◆ What to work on ◆
Please list all lines of the material below in which the string "page" occurs.

◆ Data records ◆
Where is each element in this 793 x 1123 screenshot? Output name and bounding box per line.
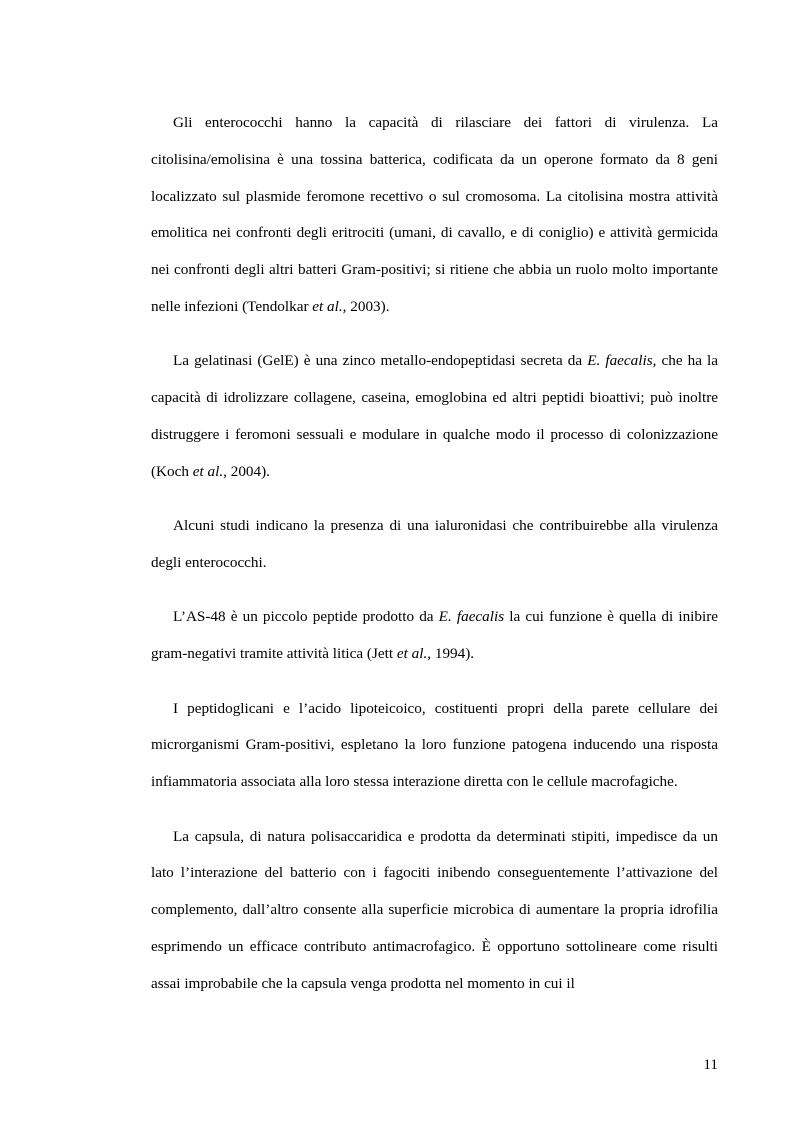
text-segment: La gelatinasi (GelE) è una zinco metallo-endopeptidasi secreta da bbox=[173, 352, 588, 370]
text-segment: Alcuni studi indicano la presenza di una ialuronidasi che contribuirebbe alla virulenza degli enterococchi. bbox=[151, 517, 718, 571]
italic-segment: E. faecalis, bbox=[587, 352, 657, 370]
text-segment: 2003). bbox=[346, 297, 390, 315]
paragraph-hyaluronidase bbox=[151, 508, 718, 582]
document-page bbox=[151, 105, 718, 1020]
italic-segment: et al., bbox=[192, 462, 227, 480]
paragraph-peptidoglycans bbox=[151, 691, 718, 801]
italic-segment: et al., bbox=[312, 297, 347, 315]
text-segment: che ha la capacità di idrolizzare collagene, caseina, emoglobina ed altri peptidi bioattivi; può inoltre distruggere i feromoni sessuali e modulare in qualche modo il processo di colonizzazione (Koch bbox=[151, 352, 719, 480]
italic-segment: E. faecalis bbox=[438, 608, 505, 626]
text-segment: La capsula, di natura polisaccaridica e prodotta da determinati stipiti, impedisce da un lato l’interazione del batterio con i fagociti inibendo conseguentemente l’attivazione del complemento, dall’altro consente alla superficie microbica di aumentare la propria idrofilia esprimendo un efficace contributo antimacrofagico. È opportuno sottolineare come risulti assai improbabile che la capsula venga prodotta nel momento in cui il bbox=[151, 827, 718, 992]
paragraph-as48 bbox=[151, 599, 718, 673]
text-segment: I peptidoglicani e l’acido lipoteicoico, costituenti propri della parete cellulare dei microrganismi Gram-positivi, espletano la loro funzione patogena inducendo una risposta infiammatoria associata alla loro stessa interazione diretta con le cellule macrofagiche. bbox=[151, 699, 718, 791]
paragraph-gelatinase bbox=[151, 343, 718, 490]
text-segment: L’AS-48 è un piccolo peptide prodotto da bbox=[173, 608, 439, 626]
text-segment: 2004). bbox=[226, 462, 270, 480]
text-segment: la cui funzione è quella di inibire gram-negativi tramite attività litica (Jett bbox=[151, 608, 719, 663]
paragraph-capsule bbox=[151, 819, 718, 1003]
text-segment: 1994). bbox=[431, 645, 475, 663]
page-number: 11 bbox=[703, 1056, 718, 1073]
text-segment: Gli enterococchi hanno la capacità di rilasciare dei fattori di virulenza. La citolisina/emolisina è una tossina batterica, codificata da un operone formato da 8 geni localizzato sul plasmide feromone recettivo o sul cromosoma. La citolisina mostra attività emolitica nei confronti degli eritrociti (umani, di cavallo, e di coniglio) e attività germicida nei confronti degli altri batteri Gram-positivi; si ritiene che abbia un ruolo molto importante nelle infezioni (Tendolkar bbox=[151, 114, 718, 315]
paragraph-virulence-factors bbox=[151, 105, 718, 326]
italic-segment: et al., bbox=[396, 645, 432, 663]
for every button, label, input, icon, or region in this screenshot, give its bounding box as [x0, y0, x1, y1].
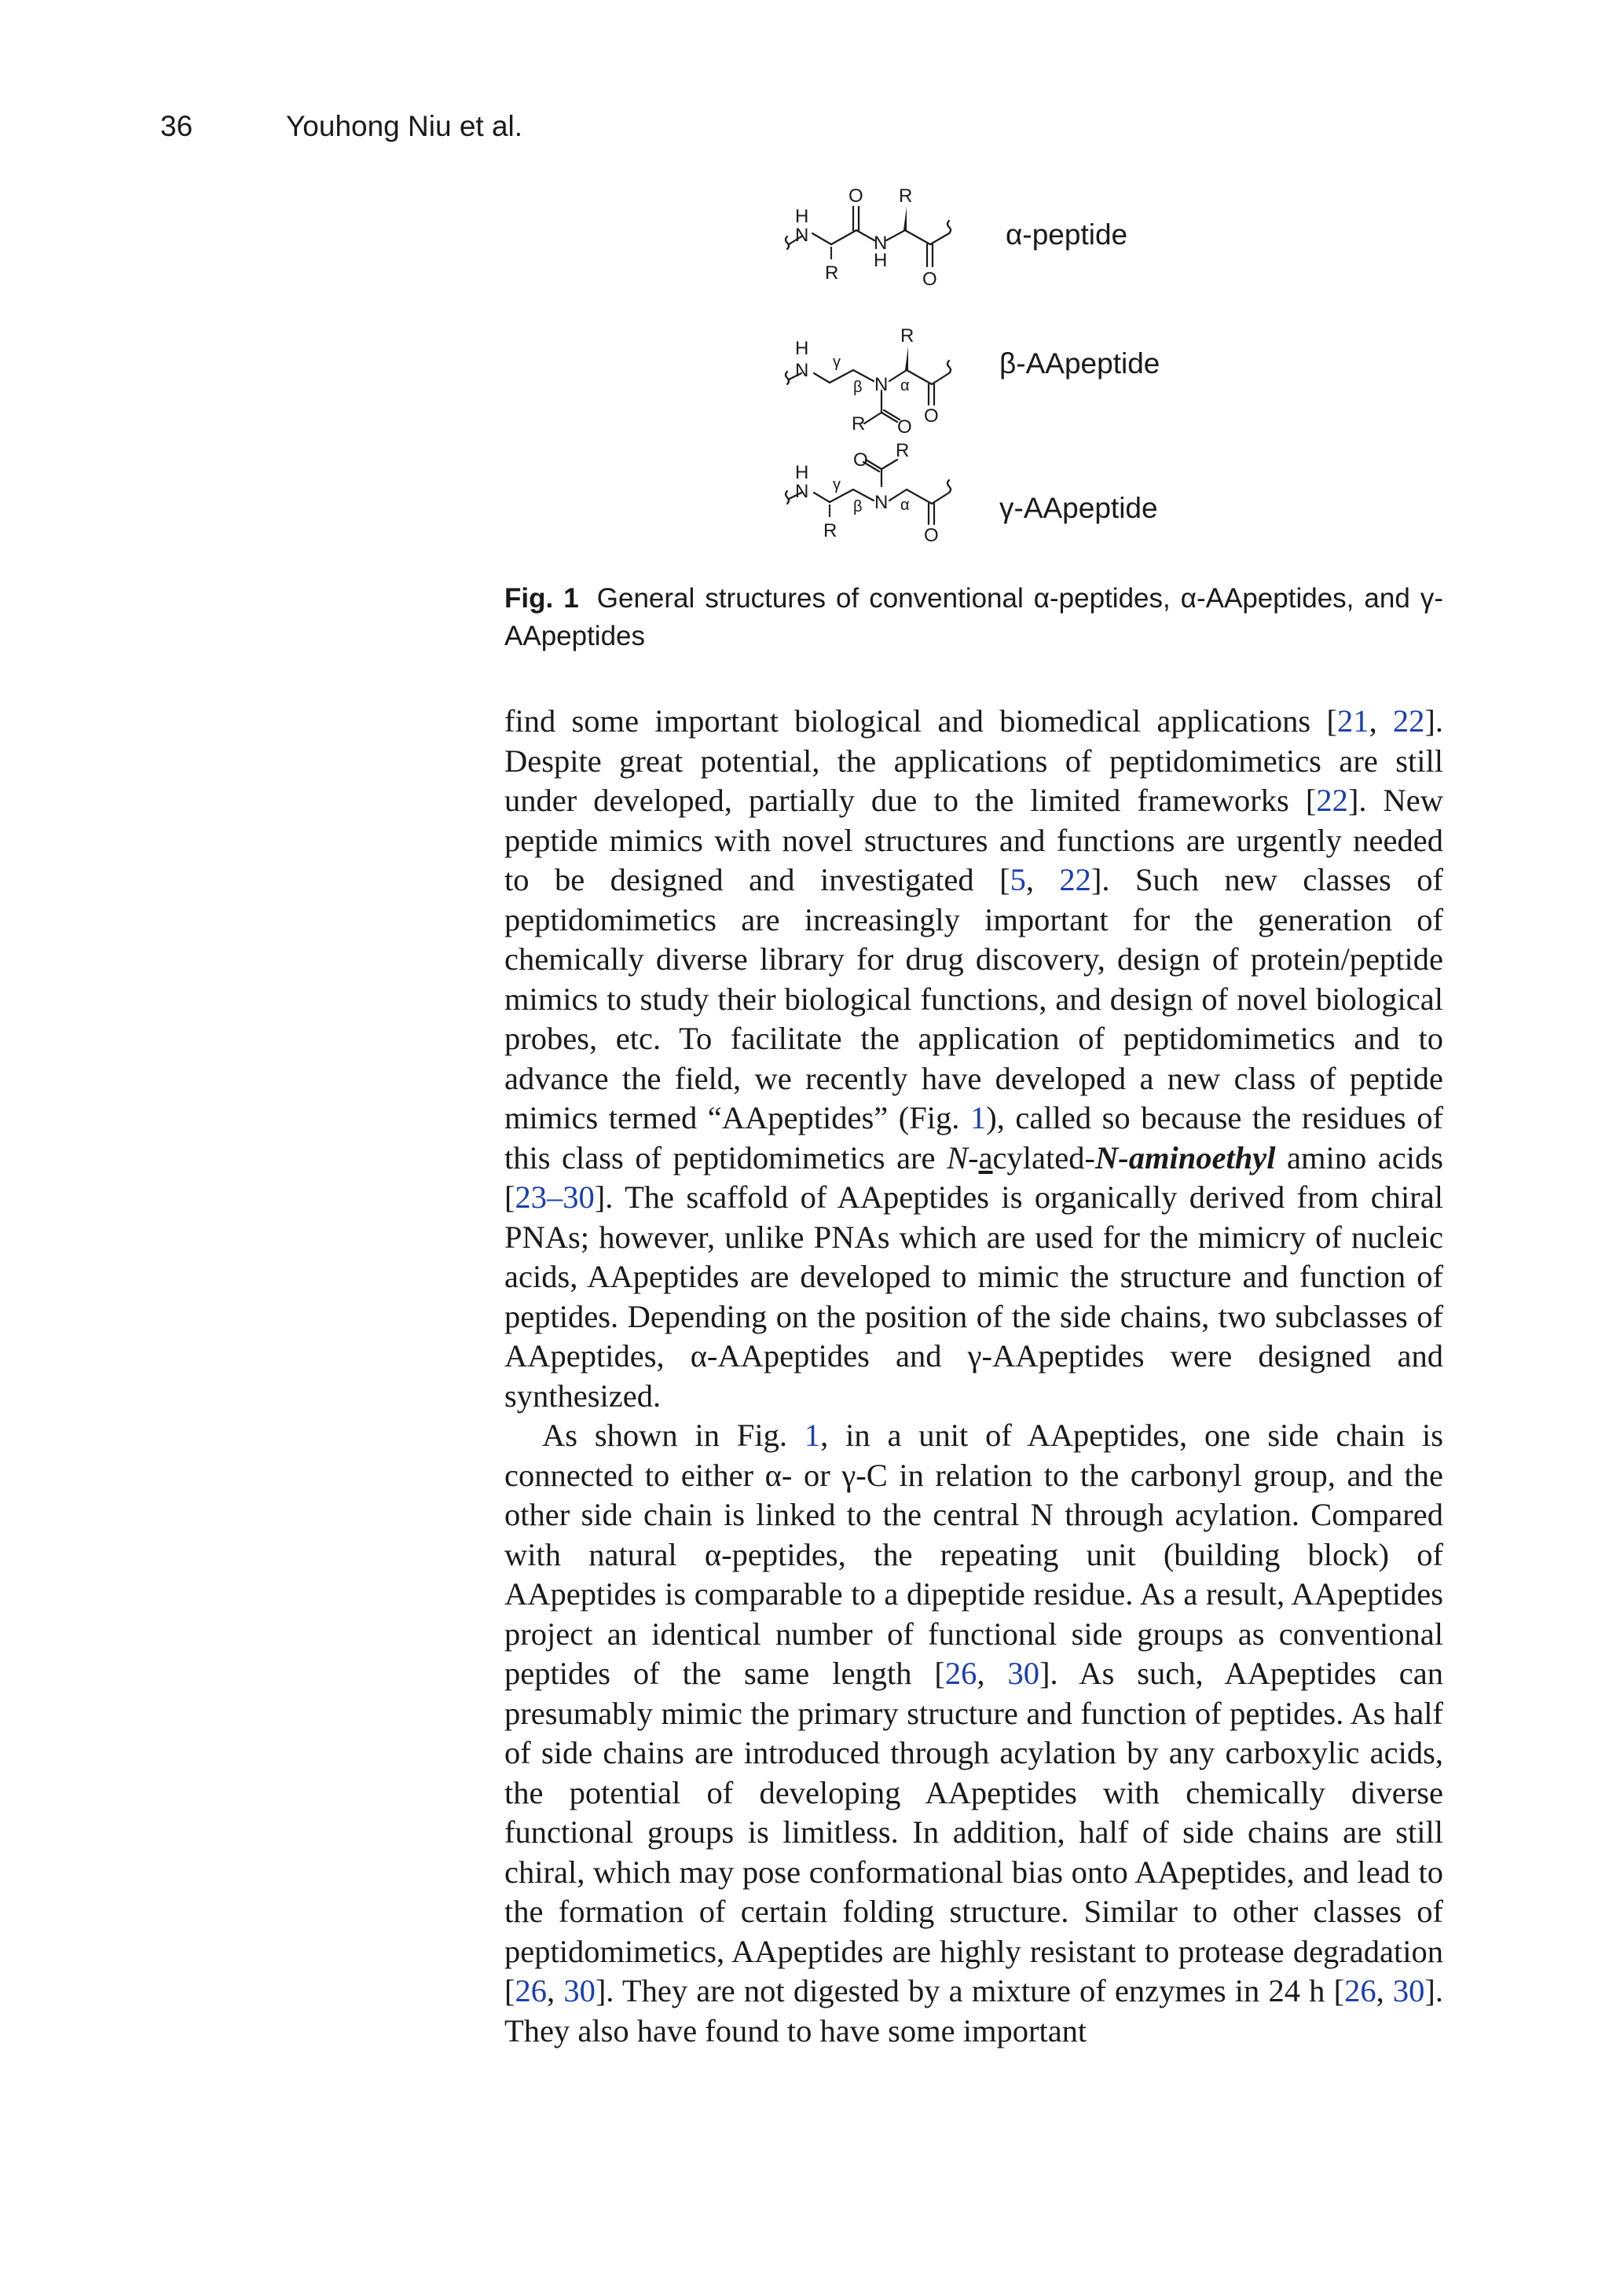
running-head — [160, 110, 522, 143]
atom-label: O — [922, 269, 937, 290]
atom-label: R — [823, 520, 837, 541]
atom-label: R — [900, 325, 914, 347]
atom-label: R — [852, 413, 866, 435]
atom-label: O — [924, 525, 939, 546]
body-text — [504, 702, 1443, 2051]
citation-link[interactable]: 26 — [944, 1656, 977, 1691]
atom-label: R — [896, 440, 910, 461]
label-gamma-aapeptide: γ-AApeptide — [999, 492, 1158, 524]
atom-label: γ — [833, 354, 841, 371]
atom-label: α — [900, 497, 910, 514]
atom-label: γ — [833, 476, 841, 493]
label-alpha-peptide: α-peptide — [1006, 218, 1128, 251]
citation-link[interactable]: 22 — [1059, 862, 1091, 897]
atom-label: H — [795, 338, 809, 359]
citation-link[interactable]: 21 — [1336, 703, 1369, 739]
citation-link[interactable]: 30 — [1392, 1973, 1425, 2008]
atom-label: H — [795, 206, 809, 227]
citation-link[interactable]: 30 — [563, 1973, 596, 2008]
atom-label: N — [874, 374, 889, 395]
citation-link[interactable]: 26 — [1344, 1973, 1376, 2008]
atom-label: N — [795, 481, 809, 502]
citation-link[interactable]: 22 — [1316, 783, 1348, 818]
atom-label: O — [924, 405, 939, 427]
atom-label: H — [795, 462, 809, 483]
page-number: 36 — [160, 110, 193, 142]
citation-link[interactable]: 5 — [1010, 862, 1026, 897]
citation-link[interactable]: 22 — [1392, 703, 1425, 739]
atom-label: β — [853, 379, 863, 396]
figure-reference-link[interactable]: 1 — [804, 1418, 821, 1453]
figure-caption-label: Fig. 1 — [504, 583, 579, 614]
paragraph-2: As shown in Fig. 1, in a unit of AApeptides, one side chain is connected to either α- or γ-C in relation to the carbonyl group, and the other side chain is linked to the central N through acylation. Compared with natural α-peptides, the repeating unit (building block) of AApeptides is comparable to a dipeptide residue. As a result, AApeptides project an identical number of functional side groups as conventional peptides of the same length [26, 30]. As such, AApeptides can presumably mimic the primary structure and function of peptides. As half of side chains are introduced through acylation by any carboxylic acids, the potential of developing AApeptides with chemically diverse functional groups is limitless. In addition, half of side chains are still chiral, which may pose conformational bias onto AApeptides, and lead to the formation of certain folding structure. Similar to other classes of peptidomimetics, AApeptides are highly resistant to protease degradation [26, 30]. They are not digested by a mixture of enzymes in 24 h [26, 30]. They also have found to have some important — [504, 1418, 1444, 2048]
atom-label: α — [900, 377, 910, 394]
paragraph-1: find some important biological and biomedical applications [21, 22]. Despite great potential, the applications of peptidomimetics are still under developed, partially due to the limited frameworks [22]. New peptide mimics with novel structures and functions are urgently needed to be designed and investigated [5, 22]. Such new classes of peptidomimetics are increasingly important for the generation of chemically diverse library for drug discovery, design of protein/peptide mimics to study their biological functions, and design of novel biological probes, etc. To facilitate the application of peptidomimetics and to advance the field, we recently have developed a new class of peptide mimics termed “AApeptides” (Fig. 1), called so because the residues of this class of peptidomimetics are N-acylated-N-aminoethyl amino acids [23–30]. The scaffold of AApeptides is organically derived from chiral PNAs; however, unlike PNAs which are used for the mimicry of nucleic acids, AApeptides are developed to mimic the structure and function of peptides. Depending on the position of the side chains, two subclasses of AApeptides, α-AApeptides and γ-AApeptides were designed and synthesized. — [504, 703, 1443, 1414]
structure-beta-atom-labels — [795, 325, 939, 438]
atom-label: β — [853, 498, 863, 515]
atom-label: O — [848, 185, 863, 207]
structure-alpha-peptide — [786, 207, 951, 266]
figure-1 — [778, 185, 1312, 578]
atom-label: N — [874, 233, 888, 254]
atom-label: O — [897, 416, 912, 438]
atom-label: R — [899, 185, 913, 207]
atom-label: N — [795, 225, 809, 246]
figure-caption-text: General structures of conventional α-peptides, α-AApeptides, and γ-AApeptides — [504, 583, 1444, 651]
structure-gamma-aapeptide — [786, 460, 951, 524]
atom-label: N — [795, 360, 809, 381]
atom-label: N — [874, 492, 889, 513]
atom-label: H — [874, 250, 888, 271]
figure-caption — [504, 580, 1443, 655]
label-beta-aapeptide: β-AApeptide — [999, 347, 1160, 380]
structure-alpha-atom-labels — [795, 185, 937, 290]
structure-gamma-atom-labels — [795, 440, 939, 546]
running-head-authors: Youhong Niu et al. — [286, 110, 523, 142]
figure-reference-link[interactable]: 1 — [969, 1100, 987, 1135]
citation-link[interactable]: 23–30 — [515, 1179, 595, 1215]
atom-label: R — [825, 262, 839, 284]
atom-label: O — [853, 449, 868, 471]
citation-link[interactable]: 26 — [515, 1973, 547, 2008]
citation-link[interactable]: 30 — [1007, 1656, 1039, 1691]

◆ Result for this exercise ◆
document-page bbox=[151, 105, 718, 1020]
page-number: 11 bbox=[703, 1056, 718, 1073]
page-number: 36 — [160, 110, 193, 142]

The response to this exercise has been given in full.